* JOB *
Copy the lines below word for word, leaving out the pictures.
------------------------------------------------------------
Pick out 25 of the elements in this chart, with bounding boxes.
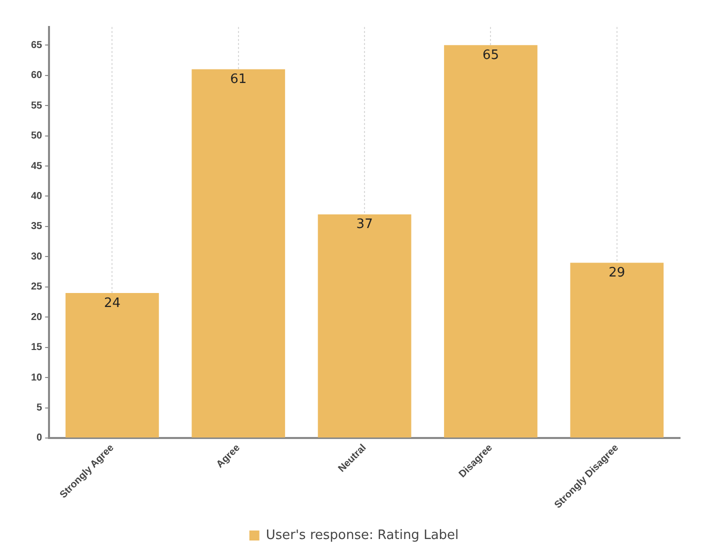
bar	[570, 262, 664, 438]
legend-label: User's response: Rating Label	[266, 528, 459, 543]
data-label: 61	[230, 72, 247, 88]
y-tick-label: 65	[31, 40, 43, 51]
y-tick-label: 50	[31, 130, 43, 142]
y-tick-label: 15	[31, 342, 43, 354]
bar	[66, 292, 159, 438]
y-tick-label: 55	[31, 100, 43, 112]
y-tick-label: 45	[31, 160, 43, 172]
y-tick-label: 40	[31, 190, 43, 202]
y-tick-label: 60	[31, 70, 43, 82]
data-label: 65	[482, 48, 500, 64]
y-tick-label: 35	[31, 221, 43, 232]
bar	[192, 69, 286, 438]
data-label: 24	[104, 296, 120, 311]
data-label: 37	[356, 217, 373, 232]
y-tick-label: 25	[31, 282, 43, 293]
y-tick-label: 0	[36, 432, 43, 444]
data-label: 29	[608, 266, 626, 281]
bar	[318, 214, 412, 438]
y-tick-label: 20	[31, 312, 43, 323]
y-tick-label: 10	[31, 372, 43, 384]
bar	[444, 45, 538, 438]
y-tick-label: 30	[31, 251, 43, 262]
y-tick-label: 5	[36, 402, 43, 414]
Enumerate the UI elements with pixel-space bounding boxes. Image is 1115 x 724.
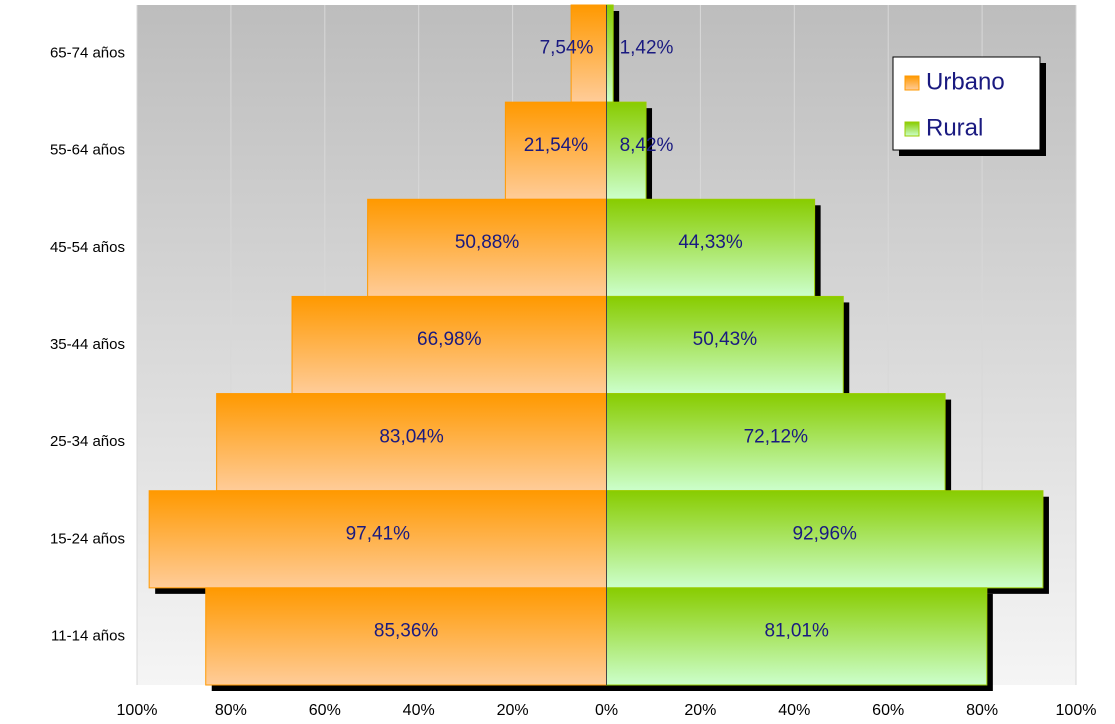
data-label: 92,96%: [792, 523, 857, 544]
data-label: 97,41%: [346, 523, 411, 544]
data-label: 50,88%: [455, 232, 520, 253]
bar: [606, 587, 988, 686]
x-tick-label: 40%: [778, 702, 810, 719]
data-label: 72,12%: [744, 426, 809, 447]
x-tick-label: 20%: [684, 702, 716, 719]
legend-swatch: [904, 121, 920, 137]
bar: [606, 4, 614, 103]
y-tick-label: 25-34 años: [50, 433, 125, 450]
data-label: 50,43%: [693, 329, 758, 350]
y-tick-label: 11-14 años: [51, 627, 125, 644]
data-label: 83,04%: [379, 426, 444, 447]
x-tick-label: 100%: [117, 702, 158, 719]
x-tick-label: 80%: [966, 702, 998, 719]
x-tick-label: 0%: [595, 702, 618, 719]
bar: [367, 198, 608, 297]
bar: [504, 101, 607, 200]
y-tick-label: 45-54 años: [50, 239, 125, 256]
legend-swatch: [904, 75, 920, 91]
y-tick-label: 65-74 años: [50, 45, 125, 62]
x-tick-label: 60%: [309, 702, 341, 719]
x-tick-label: 80%: [215, 702, 247, 719]
data-label: 7,54%: [540, 38, 594, 59]
y-tick-label: 35-44 años: [50, 336, 125, 353]
x-tick-label: 100%: [1056, 702, 1097, 719]
data-label: 66,98%: [417, 329, 482, 350]
data-label: 85,36%: [374, 621, 439, 642]
data-label: 21,54%: [524, 135, 589, 156]
bar: [205, 587, 607, 686]
bar: [291, 295, 607, 395]
bar: [570, 4, 607, 103]
bar: [606, 198, 816, 297]
data-label: 8,42%: [620, 135, 674, 156]
x-tick-label: 20%: [497, 702, 529, 719]
legend-label: Rural: [926, 114, 983, 141]
bar: [606, 490, 1044, 589]
legend-label: Urbano: [926, 68, 1005, 95]
x-tick-label: 60%: [872, 702, 904, 719]
bar-shadow: [612, 11, 620, 109]
y-tick-label: 15-24 años: [50, 530, 125, 547]
data-label: 81,01%: [764, 621, 829, 642]
bar: [606, 101, 647, 200]
x-tick-label: 40%: [403, 702, 435, 719]
y-tick-label: 55-64 años: [50, 142, 125, 159]
bar: [148, 490, 607, 589]
data-label: 44,33%: [678, 232, 743, 253]
data-label: 1,42%: [620, 38, 674, 59]
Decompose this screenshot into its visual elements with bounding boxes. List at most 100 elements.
------------------------------------------------------------
* TASK RESULT *
Pick out 25 of the elements in this chart, with bounding boxes.
bar	[570, 262, 664, 438]
legend-label: User's response: Rating Label	[266, 528, 459, 543]
data-label: 61	[230, 72, 247, 88]
y-tick-label: 65	[31, 40, 43, 51]
y-tick-label: 50	[31, 130, 43, 142]
y-tick-label: 15	[31, 342, 43, 354]
bar	[66, 292, 159, 438]
y-tick-label: 55	[31, 100, 43, 112]
y-tick-label: 45	[31, 160, 43, 172]
y-tick-label: 40	[31, 190, 43, 202]
y-tick-label: 60	[31, 70, 43, 82]
data-label: 65	[482, 48, 500, 64]
y-tick-label: 35	[31, 221, 43, 232]
bar	[192, 69, 286, 438]
data-label: 24	[104, 296, 120, 311]
data-label: 37	[356, 217, 373, 232]
y-tick-label: 25	[31, 282, 43, 293]
y-tick-label: 0	[36, 432, 43, 444]
data-label: 29	[608, 266, 626, 281]
bar	[318, 214, 412, 438]
y-tick-label: 20	[31, 312, 43, 323]
y-tick-label: 10	[31, 372, 43, 384]
bar	[444, 45, 538, 438]
y-tick-label: 30	[31, 251, 43, 262]
y-tick-label: 5	[36, 402, 43, 414]
Enumerate the UI elements with pixel-space bounding boxes. Image is 1115 x 724.
data-label: 92,96%: [792, 523, 857, 544]
data-label: 97,41%: [346, 523, 411, 544]
data-label: 50,88%: [455, 232, 520, 253]
bar: [606, 587, 988, 686]
x-tick-label: 40%: [778, 702, 810, 719]
data-label: 72,12%: [744, 426, 809, 447]
x-tick-label: 20%: [684, 702, 716, 719]
legend-swatch: [904, 121, 920, 137]
bar: [606, 4, 614, 103]
y-tick-label: 25-34 años: [50, 433, 125, 450]
data-label: 50,43%: [693, 329, 758, 350]
y-tick-label: 11-14 años: [51, 627, 125, 644]
data-label: 83,04%: [379, 426, 444, 447]
x-tick-label: 100%: [117, 702, 158, 719]
x-tick-label: 80%: [966, 702, 998, 719]
x-tick-label: 0%: [595, 702, 618, 719]
bar: [367, 198, 608, 297]
bar: [504, 101, 607, 200]
y-tick-label: 45-54 años: [50, 239, 125, 256]
legend-swatch: [904, 75, 920, 91]
y-tick-label: 65-74 años: [50, 45, 125, 62]
x-tick-label: 60%: [309, 702, 341, 719]
x-tick-label: 80%: [215, 702, 247, 719]
data-label: 7,54%: [540, 38, 594, 59]
y-tick-label: 35-44 años: [50, 336, 125, 353]
x-tick-label: 100%: [1056, 702, 1097, 719]
data-label: 66,98%: [417, 329, 482, 350]
data-label: 85,36%: [374, 621, 439, 642]
data-label: 21,54%: [524, 135, 589, 156]
bar: [205, 587, 607, 686]
bar: [291, 295, 607, 395]
bar: [570, 4, 607, 103]
bar: [606, 198, 816, 297]
data-label: 8,42%: [620, 135, 674, 156]
x-tick-label: 20%: [497, 702, 529, 719]
legend-label: Rural: [926, 114, 983, 141]
bar: [606, 490, 1044, 589]
legend-label: Urbano: [926, 68, 1005, 95]
x-tick-label: 60%: [872, 702, 904, 719]
bar-shadow: [612, 11, 620, 109]
y-tick-label: 15-24 años: [50, 530, 125, 547]
data-label: 81,01%: [764, 621, 829, 642]
bar: [606, 101, 647, 200]
x-tick-label: 40%: [403, 702, 435, 719]
y-tick-label: 55-64 años: [50, 142, 125, 159]
bar: [148, 490, 607, 589]
data-label: 44,33%: [678, 232, 743, 253]
data-label: 1,42%: [620, 38, 674, 59]
Decompose this screenshot into its visual elements with bounding boxes. List at most 100 elements.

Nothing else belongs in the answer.